**Your objective**
From the entries that follow, pick out all lines holding "region".

**Data rows**
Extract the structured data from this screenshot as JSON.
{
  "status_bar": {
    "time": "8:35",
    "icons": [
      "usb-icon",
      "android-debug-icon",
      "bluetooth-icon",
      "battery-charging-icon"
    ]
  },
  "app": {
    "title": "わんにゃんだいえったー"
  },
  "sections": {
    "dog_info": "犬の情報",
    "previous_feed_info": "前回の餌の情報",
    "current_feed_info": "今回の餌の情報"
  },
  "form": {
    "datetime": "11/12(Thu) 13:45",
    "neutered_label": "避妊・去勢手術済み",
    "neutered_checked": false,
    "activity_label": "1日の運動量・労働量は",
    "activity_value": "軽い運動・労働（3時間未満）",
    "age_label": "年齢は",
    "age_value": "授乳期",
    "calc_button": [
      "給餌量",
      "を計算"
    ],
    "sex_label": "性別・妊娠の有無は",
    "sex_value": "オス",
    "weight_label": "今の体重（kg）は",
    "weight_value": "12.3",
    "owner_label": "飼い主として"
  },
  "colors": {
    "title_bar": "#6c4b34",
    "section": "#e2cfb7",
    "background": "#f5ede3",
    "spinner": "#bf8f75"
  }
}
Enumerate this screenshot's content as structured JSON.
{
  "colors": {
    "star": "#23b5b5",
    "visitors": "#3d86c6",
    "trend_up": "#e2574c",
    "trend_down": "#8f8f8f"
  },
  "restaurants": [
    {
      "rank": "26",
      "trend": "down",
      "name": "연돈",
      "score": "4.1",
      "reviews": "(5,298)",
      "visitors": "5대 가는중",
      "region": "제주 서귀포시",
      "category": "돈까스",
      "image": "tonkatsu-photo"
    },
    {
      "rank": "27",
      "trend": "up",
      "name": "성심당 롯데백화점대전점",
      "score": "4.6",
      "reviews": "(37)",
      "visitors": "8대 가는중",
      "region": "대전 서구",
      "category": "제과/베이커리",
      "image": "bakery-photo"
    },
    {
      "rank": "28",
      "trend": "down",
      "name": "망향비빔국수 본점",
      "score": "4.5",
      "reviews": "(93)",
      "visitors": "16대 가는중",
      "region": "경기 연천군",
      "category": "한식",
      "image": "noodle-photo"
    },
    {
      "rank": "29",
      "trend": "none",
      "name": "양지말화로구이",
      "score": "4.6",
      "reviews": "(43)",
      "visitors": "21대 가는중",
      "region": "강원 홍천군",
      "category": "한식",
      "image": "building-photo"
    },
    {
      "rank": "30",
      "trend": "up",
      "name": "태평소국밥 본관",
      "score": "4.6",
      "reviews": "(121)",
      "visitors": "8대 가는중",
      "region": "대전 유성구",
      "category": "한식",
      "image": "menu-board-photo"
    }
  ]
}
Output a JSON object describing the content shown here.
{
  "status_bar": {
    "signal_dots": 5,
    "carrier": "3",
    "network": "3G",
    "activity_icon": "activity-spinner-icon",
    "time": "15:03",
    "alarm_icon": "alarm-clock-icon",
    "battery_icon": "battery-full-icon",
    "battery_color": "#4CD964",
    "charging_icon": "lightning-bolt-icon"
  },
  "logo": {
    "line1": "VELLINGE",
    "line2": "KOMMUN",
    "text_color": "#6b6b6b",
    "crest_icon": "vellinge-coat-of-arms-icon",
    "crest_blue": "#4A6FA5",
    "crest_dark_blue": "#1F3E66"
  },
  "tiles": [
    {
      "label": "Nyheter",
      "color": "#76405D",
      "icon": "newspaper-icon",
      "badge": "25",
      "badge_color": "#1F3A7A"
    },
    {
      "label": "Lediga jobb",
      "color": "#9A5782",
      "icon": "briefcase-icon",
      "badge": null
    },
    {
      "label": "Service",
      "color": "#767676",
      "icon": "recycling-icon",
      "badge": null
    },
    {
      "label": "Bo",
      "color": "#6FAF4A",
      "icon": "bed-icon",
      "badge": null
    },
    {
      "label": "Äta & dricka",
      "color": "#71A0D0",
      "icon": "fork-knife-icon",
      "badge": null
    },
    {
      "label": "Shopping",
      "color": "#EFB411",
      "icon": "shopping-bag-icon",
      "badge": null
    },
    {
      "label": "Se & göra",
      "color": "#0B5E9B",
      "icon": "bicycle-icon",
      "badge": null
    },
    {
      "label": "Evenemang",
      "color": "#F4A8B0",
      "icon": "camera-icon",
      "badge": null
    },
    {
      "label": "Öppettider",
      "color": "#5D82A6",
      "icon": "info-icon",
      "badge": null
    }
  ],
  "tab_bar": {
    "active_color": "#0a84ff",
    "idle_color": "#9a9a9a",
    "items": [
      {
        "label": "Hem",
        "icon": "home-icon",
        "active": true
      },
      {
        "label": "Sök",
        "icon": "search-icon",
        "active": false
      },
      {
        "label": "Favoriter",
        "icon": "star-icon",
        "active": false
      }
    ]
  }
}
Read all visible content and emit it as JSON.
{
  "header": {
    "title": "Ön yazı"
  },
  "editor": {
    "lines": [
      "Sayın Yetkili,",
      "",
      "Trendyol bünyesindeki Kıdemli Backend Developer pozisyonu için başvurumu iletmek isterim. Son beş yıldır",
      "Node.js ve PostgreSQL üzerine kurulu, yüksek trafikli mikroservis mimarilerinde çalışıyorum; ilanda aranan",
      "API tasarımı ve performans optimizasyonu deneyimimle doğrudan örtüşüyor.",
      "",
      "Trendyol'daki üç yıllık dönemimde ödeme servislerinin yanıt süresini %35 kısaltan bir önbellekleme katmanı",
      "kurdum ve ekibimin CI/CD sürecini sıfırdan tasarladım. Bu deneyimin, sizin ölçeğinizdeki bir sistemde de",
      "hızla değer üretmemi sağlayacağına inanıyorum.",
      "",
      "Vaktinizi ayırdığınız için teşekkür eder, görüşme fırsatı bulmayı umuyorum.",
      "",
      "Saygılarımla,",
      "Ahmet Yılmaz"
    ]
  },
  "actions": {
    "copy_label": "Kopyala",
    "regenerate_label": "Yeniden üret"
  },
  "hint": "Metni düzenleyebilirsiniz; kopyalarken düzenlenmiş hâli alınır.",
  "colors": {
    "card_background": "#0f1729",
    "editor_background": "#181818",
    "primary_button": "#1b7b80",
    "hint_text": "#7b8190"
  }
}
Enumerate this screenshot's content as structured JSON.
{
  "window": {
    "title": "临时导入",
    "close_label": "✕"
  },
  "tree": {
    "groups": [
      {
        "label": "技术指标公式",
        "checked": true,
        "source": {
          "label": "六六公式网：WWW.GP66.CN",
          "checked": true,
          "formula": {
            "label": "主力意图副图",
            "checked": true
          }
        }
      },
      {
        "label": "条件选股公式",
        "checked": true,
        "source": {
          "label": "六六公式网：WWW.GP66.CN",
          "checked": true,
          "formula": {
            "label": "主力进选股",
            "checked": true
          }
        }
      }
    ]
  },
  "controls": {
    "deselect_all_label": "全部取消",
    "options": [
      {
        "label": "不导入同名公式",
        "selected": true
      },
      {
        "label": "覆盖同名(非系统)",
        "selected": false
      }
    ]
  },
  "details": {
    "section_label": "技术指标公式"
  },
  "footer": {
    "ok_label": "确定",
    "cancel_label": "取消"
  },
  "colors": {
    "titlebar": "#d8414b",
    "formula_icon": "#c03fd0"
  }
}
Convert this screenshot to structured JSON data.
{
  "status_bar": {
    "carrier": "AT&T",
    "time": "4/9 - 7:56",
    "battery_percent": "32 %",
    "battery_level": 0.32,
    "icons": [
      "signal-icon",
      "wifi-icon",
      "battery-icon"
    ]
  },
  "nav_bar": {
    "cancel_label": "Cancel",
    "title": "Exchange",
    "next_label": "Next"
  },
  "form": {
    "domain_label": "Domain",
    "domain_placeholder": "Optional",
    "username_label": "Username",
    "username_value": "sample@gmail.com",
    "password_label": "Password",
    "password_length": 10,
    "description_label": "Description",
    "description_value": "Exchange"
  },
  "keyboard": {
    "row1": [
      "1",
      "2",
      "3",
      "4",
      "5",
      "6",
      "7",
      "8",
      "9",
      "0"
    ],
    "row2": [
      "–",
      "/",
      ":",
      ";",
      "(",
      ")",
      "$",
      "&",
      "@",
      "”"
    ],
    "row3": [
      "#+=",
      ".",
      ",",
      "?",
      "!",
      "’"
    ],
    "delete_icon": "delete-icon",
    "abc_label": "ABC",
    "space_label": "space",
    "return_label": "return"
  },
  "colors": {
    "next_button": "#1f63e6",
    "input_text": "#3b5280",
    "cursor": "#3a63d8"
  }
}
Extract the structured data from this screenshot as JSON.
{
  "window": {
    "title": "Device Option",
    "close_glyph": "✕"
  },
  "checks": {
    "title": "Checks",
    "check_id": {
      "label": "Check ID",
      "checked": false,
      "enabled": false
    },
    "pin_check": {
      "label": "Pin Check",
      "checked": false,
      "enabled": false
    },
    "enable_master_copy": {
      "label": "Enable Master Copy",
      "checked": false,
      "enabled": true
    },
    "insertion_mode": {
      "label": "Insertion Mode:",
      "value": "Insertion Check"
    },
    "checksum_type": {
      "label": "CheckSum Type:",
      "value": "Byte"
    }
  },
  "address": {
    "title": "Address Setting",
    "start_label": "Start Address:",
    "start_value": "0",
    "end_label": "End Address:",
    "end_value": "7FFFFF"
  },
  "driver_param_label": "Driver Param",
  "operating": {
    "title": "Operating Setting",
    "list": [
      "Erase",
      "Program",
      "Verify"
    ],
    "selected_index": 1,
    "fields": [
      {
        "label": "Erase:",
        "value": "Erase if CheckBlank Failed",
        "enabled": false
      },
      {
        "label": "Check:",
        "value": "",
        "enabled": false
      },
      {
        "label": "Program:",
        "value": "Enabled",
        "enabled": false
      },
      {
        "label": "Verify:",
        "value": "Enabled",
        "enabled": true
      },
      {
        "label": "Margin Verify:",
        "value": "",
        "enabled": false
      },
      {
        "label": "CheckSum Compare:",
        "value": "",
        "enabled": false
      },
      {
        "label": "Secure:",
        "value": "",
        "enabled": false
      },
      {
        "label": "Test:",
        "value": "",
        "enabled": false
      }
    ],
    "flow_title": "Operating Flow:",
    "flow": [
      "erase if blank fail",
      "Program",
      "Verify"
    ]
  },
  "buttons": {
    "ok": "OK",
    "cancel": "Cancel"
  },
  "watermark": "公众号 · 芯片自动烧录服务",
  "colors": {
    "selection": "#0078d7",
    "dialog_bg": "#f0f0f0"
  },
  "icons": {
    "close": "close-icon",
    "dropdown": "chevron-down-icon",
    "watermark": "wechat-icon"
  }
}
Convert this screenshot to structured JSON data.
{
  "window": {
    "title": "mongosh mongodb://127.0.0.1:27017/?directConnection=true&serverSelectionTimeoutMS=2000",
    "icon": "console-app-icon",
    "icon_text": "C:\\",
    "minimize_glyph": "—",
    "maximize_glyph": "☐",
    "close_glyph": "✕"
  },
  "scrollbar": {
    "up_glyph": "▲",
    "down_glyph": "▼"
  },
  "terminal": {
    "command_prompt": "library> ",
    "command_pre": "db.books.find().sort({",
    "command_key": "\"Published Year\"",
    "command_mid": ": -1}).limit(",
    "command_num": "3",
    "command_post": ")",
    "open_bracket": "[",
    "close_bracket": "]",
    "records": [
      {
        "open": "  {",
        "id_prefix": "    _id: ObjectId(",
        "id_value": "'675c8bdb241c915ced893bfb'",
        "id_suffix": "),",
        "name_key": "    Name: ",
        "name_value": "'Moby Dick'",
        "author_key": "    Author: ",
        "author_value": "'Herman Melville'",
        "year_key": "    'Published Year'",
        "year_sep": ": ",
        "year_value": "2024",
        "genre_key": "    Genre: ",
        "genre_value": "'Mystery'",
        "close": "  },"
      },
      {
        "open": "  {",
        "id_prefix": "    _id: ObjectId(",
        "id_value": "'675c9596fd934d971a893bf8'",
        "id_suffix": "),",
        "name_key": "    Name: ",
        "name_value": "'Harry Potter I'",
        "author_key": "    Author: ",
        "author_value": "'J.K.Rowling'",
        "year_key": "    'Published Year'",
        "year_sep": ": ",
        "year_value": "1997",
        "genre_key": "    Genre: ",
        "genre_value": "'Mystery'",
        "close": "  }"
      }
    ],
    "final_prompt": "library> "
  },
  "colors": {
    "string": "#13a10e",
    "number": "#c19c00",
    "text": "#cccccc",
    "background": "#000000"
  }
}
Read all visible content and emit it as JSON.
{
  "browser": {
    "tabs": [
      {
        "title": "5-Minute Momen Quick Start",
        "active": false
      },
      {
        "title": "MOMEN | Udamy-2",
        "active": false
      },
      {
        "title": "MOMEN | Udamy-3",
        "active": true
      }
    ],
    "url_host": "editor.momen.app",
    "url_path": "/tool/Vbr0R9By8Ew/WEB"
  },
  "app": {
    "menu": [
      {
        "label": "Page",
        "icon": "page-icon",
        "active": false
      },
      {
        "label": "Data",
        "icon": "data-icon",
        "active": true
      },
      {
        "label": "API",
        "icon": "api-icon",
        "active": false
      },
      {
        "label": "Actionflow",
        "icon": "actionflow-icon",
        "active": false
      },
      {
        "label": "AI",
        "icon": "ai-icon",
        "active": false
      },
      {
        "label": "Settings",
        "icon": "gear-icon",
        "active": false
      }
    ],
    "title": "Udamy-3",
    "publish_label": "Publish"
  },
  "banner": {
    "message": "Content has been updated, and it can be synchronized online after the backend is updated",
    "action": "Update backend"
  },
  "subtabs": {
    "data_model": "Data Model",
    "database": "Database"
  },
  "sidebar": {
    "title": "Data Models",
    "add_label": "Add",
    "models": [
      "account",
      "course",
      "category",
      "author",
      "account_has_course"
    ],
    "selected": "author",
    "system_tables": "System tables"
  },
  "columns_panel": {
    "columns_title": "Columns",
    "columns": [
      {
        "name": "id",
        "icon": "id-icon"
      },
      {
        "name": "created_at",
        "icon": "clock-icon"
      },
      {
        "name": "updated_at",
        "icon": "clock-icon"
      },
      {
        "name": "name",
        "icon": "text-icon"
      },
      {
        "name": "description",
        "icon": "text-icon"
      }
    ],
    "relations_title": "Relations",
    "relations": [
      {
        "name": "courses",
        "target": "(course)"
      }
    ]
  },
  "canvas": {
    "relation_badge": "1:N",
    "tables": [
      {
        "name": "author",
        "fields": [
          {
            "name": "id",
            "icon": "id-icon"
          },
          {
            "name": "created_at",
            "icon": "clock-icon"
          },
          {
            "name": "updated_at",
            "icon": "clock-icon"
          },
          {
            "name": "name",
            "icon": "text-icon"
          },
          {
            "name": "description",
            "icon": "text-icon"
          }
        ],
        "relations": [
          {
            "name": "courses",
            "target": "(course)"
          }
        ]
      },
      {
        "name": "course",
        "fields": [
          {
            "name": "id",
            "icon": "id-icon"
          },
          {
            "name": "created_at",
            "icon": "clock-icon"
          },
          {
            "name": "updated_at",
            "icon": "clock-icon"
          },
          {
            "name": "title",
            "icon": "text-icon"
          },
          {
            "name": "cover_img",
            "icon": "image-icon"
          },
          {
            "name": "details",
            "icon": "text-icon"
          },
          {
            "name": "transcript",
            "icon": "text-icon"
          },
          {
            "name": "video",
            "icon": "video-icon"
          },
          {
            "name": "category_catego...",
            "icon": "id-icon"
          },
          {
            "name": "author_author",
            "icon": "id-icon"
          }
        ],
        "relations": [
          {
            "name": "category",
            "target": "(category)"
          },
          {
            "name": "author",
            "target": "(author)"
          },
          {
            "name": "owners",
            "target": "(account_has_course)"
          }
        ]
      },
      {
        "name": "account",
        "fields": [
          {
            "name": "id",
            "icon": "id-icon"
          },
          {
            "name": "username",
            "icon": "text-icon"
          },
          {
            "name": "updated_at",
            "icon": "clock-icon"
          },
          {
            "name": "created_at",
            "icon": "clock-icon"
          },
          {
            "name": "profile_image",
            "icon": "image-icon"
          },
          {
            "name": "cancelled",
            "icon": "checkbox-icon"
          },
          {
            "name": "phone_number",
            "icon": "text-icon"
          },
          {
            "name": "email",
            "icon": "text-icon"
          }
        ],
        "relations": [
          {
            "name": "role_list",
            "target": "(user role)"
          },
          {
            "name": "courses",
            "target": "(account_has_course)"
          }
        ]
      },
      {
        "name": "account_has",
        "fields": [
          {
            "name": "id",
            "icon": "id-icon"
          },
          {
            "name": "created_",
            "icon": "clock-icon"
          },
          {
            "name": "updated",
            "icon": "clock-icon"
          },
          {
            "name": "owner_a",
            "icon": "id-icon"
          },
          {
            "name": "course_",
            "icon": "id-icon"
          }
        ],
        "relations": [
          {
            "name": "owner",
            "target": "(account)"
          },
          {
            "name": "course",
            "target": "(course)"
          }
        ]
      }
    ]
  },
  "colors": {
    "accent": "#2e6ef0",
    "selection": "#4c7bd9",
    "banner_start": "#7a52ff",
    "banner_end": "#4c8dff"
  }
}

**Response below**
      "region": "제주 서귀포시",
      "region": "대전 서구",
      "region": "경기 연천군",
      "region": "강원 홍천군",
      "region": "대전 유성구",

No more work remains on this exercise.